→ **EXERCISE AIM**: Restate every line below word for word, but drop each picture.

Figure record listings

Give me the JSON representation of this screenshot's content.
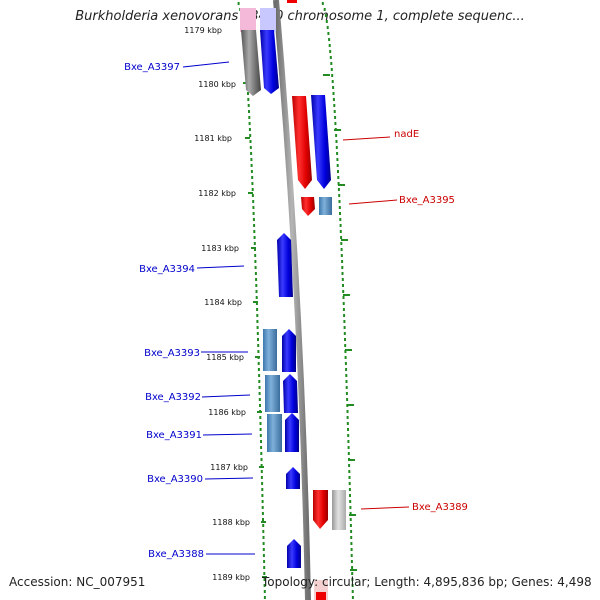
{
  "title": "Burkholderia xenovorans LB400 chromosome 1, complete sequenc...",
  "footer": {
    "accession": "Accession: NC_007951",
    "stats": "Topology: circular; Length: 4,895,836 bp; Genes: 4,498"
  },
  "ruler": [
    {
      "label": "1179 kbp",
      "kbp": 1179
    },
    {
      "label": "1180 kbp",
      "kbp": 1180
    },
    {
      "label": "1181 kbp",
      "kbp": 1181
    },
    {
      "label": "1182 kbp",
      "kbp": 1182
    },
    {
      "label": "1183 kbp",
      "kbp": 1183
    },
    {
      "label": "1184 kbp",
      "kbp": 1184
    },
    {
      "label": "1185 kbp",
      "kbp": 1185
    },
    {
      "label": "1186 kbp",
      "kbp": 1186
    },
    {
      "label": "1187 kbp",
      "kbp": 1187
    },
    {
      "label": "1188 kbp",
      "kbp": 1188
    },
    {
      "label": "1189 kbp",
      "kbp": 1189
    }
  ],
  "gene_labels": [
    {
      "name": "Bxe_A3397",
      "color": "#0000cc"
    },
    {
      "name": "nadE",
      "color": "#cc0000"
    },
    {
      "name": "Bxe_A3395",
      "color": "#cc0000"
    },
    {
      "name": "Bxe_A3394",
      "color": "#0000cc"
    },
    {
      "name": "Bxe_A3393",
      "color": "#0000cc"
    },
    {
      "name": "Bxe_A3392",
      "color": "#0000cc"
    },
    {
      "name": "Bxe_A3391",
      "color": "#0000cc"
    },
    {
      "name": "Bxe_A3390",
      "color": "#0000cc"
    },
    {
      "name": "Bxe_A3389",
      "color": "#cc0000"
    },
    {
      "name": "Bxe_A3388",
      "color": "#0000cc"
    }
  ],
  "colors": {
    "forward_gene": "#0000ee",
    "reverse_gene": "#ee0000",
    "other_gene": "#4f88c0",
    "gray_gene": "#777777",
    "backbone": "#8a8a8a",
    "ruler_ticks": "#228b22"
  }
}
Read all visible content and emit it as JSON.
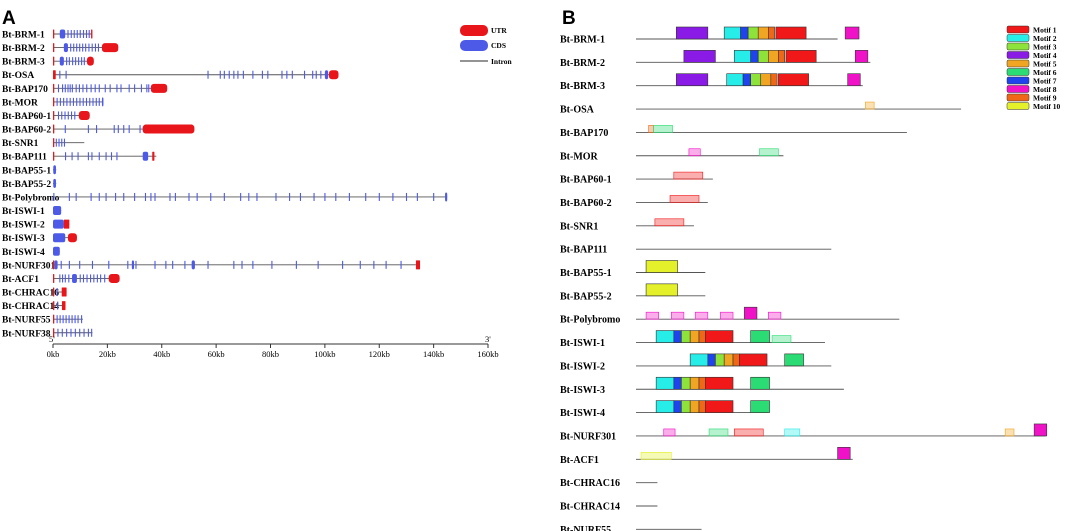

→ **OUTPUT FOR THIS TASK**:
Give me the JSON representation of this screenshot's content.
{
  "title": "Burkholderia xenovorans LB400 chromosome 1, complete sequenc...",
  "footer": {
    "accession": "Accession: NC_007951",
    "stats": "Topology: circular; Length: 4,895,836 bp; Genes: 4,498"
  },
  "ruler": [
    {
      "label": "1179 kbp",
      "kbp": 1179
    },
    {
      "label": "1180 kbp",
      "kbp": 1180
    },
    {
      "label": "1181 kbp",
      "kbp": 1181
    },
    {
      "label": "1182 kbp",
      "kbp": 1182
    },
    {
      "label": "1183 kbp",
      "kbp": 1183
    },
    {
      "label": "1184 kbp",
      "kbp": 1184
    },
    {
      "label": "1185 kbp",
      "kbp": 1185
    },
    {
      "label": "1186 kbp",
      "kbp": 1186
    },
    {
      "label": "1187 kbp",
      "kbp": 1187
    },
    {
      "label": "1188 kbp",
      "kbp": 1188
    },
    {
      "label": "1189 kbp",
      "kbp": 1189
    }
  ],
  "gene_labels": [
    {
      "name": "Bxe_A3397",
      "color": "#0000cc"
    },
    {
      "name": "nadE",
      "color": "#cc0000"
    },
    {
      "name": "Bxe_A3395",
      "color": "#cc0000"
    },
    {
      "name": "Bxe_A3394",
      "color": "#0000cc"
    },
    {
      "name": "Bxe_A3393",
      "color": "#0000cc"
    },
    {
      "name": "Bxe_A3392",
      "color": "#0000cc"
    },
    {
      "name": "Bxe_A3391",
      "color": "#0000cc"
    },
    {
      "name": "Bxe_A3390",
      "color": "#0000cc"
    },
    {
      "name": "Bxe_A3389",
      "color": "#cc0000"
    },
    {
      "name": "Bxe_A3388",
      "color": "#0000cc"
    }
  ],
  "colors": {
    "forward_gene": "#0000ee",
    "reverse_gene": "#ee0000",
    "other_gene": "#4f88c0",
    "gray_gene": "#777777",
    "backbone": "#8a8a8a",
    "ruler_ticks": "#228b22"
  }
}
Read all visible content and emit it as JSON.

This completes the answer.